== What the task requires ==
For the string "marker", search the entries below and copy every line where it appears.

Dataset entries:
◇ ◇ ◇ ◇ ◇ ◇ ◇

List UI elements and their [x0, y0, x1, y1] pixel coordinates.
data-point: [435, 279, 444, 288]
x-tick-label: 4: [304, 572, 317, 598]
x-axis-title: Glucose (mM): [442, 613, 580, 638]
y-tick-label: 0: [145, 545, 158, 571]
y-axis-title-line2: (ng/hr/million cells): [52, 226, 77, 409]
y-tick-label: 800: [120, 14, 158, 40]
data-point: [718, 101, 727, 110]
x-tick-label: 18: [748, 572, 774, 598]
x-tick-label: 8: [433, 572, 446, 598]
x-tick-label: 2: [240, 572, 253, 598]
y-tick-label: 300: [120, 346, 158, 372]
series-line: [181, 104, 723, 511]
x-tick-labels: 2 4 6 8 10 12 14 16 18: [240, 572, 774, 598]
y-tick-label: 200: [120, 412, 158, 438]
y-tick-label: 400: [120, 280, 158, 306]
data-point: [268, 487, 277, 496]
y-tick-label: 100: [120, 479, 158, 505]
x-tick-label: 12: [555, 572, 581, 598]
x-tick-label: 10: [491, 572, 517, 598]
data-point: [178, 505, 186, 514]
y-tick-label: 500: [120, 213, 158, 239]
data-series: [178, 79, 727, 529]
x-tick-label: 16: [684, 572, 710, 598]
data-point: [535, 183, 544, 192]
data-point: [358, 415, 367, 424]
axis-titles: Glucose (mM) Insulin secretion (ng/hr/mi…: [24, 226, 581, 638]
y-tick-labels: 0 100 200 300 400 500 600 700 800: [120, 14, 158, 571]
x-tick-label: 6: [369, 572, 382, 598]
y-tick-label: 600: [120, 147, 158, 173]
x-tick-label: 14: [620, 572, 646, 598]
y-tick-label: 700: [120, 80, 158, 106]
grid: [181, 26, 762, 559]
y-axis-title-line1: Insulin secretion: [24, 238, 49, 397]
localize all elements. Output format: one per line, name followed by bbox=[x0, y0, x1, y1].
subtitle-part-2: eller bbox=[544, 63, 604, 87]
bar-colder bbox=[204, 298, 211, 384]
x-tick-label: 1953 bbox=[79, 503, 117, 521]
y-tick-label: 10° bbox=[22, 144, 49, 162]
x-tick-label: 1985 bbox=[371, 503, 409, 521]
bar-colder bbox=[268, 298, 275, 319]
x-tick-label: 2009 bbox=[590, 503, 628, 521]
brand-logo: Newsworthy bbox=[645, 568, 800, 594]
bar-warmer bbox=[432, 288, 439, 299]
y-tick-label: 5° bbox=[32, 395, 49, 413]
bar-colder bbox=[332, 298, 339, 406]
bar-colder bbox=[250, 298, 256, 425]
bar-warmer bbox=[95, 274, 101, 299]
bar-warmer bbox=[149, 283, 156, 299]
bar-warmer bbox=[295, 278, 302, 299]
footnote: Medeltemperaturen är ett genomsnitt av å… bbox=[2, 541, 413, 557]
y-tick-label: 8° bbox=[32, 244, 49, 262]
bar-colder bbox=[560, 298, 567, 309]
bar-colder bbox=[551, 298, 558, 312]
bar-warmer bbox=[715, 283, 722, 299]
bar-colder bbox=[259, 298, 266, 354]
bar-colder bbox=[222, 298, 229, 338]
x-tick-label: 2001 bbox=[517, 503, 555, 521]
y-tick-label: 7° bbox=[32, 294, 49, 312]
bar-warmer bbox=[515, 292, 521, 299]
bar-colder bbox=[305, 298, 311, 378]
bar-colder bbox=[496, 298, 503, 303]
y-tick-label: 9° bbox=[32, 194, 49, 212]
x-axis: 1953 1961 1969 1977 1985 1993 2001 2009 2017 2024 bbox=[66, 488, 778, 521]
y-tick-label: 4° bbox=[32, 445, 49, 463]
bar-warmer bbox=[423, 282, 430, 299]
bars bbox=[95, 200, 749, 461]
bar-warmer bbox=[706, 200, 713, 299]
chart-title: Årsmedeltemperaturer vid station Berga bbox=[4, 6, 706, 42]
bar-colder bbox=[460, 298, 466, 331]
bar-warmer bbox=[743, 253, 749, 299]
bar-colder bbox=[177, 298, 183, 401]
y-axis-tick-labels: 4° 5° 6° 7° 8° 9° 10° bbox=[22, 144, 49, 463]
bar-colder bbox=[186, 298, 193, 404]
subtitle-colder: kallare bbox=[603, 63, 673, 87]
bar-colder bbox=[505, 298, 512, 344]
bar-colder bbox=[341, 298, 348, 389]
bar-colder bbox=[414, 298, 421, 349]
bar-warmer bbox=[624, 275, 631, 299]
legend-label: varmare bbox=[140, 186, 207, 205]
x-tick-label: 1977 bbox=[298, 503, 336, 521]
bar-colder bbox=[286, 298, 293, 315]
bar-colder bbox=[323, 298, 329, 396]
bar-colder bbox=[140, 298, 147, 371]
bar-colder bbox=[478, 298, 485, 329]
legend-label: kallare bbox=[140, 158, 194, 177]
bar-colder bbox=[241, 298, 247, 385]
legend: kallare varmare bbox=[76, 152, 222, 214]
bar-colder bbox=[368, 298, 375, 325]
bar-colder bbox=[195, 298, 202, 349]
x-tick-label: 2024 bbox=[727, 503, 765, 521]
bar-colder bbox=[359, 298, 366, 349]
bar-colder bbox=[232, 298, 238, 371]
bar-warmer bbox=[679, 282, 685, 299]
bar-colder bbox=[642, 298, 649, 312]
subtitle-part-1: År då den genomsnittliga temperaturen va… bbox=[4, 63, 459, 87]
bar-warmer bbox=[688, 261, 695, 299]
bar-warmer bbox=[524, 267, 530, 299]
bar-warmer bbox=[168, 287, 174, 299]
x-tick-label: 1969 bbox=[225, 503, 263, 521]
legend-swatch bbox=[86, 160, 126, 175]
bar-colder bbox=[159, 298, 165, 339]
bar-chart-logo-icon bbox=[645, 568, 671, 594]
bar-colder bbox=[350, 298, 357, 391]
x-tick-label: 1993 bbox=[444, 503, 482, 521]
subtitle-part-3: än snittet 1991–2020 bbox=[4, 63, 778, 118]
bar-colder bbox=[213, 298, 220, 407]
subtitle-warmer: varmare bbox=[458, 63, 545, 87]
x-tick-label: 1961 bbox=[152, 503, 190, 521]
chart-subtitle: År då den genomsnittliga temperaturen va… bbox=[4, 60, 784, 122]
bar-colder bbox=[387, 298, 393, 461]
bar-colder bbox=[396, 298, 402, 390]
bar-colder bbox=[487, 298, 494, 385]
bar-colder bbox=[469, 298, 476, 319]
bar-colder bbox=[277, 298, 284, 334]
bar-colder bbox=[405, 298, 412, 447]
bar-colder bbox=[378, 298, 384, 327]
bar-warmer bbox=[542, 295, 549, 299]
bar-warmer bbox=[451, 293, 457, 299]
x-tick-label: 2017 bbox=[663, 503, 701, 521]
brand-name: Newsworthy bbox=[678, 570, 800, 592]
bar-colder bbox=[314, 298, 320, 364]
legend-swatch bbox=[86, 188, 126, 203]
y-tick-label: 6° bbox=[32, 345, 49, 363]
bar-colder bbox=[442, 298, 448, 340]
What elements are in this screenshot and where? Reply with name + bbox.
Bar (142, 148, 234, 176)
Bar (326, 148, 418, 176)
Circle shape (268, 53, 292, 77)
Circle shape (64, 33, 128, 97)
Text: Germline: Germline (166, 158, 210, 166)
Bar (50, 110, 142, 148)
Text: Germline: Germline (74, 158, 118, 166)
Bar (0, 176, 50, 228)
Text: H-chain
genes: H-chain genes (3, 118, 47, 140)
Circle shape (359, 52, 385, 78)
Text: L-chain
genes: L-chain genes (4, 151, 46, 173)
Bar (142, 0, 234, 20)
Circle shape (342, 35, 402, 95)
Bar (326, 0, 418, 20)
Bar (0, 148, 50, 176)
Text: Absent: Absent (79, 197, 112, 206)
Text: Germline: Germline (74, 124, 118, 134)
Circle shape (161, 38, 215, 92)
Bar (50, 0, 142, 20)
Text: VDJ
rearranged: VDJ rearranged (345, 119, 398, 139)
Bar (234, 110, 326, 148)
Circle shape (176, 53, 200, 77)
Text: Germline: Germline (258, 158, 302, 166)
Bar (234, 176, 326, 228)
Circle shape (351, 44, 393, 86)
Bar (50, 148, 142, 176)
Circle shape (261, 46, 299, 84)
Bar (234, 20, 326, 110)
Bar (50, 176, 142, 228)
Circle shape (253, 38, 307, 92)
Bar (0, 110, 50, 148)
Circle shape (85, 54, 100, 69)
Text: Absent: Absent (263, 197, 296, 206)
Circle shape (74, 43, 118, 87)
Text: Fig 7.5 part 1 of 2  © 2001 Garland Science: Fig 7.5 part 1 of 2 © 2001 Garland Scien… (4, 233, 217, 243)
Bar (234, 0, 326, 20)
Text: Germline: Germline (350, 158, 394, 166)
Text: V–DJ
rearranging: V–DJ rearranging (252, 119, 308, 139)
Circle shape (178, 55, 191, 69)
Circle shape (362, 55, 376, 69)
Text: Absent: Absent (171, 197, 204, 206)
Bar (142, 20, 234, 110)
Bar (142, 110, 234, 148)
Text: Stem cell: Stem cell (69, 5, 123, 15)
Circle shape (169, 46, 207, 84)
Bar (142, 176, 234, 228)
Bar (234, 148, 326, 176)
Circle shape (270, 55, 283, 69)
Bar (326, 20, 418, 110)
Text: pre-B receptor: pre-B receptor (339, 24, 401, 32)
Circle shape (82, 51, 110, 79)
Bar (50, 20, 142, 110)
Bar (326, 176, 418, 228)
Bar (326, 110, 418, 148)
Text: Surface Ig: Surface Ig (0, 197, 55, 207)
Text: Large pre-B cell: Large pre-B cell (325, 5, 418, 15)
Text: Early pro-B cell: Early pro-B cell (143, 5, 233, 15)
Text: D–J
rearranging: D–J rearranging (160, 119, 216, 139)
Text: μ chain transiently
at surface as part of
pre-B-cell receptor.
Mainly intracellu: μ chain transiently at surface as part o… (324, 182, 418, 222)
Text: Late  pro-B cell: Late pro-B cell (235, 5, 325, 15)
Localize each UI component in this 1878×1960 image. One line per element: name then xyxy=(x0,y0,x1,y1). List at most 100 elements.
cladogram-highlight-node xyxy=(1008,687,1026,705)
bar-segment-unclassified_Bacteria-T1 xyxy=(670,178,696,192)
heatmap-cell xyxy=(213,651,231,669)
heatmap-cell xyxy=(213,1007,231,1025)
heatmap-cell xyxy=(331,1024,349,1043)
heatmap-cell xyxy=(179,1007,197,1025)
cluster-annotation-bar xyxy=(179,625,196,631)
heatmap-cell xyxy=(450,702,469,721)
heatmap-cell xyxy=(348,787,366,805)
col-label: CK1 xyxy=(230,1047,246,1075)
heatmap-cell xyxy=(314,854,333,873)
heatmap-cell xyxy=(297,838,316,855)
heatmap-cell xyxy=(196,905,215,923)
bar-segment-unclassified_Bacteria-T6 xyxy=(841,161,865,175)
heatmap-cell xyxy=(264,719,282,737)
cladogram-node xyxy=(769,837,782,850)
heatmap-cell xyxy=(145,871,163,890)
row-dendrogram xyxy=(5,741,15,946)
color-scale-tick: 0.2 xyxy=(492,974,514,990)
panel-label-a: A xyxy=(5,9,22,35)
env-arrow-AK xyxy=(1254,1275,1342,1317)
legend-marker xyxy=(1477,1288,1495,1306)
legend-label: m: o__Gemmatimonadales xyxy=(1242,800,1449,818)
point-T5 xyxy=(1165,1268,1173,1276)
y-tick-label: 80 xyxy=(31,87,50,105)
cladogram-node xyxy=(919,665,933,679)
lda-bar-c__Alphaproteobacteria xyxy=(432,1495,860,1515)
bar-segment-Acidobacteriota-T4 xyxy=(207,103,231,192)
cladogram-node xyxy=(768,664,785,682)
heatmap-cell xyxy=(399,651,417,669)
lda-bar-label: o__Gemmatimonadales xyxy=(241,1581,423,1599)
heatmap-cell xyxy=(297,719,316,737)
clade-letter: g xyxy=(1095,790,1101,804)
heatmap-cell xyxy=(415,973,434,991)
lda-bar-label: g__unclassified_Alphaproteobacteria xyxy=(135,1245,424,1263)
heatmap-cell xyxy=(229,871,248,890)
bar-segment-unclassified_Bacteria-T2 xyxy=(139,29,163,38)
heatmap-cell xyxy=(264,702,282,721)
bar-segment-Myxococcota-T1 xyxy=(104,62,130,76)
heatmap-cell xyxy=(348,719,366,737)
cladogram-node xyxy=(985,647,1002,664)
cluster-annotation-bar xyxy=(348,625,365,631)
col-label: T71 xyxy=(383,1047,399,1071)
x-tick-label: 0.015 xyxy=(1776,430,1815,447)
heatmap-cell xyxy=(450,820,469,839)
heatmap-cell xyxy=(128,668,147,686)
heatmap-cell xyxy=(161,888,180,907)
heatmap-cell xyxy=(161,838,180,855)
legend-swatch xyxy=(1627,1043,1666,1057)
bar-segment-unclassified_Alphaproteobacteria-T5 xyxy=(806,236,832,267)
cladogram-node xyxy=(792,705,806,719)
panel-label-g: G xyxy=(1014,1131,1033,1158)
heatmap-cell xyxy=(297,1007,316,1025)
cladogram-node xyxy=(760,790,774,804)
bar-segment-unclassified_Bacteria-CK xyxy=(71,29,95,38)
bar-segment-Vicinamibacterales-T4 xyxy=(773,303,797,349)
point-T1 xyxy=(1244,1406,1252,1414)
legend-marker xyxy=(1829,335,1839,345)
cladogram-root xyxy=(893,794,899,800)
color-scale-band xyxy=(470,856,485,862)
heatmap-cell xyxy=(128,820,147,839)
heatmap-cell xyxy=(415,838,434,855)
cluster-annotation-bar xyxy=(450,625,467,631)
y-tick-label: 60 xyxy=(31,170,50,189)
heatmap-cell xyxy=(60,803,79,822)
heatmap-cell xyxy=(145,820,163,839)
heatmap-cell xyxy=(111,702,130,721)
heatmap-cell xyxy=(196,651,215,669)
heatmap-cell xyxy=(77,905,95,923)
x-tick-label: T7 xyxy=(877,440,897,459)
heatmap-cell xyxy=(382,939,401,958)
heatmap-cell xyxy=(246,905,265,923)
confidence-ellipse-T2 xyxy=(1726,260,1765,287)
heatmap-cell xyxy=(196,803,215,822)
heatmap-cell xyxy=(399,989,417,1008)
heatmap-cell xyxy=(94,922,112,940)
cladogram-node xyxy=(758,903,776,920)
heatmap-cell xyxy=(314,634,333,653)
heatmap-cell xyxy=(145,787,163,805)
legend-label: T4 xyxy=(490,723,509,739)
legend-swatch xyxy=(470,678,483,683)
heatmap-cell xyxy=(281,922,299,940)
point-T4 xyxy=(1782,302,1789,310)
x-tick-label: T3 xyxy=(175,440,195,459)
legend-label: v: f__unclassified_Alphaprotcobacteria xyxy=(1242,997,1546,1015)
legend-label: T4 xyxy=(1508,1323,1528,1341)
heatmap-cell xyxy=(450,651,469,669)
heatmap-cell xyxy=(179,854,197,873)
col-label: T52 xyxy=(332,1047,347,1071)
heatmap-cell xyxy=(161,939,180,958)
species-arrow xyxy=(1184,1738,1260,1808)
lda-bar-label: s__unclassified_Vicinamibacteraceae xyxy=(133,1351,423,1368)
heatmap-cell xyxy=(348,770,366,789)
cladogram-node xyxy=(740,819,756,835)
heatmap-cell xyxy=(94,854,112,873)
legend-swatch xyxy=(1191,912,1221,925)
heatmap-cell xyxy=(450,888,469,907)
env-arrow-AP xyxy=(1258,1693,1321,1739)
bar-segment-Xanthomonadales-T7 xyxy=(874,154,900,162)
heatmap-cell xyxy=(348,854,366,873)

◇ ◇ ◇ ◇ ◇ ◇ ◇

== Task solution ==
legend-marker xyxy=(1477,1288,1495,1306)
legend-marker xyxy=(1829,335,1839,345)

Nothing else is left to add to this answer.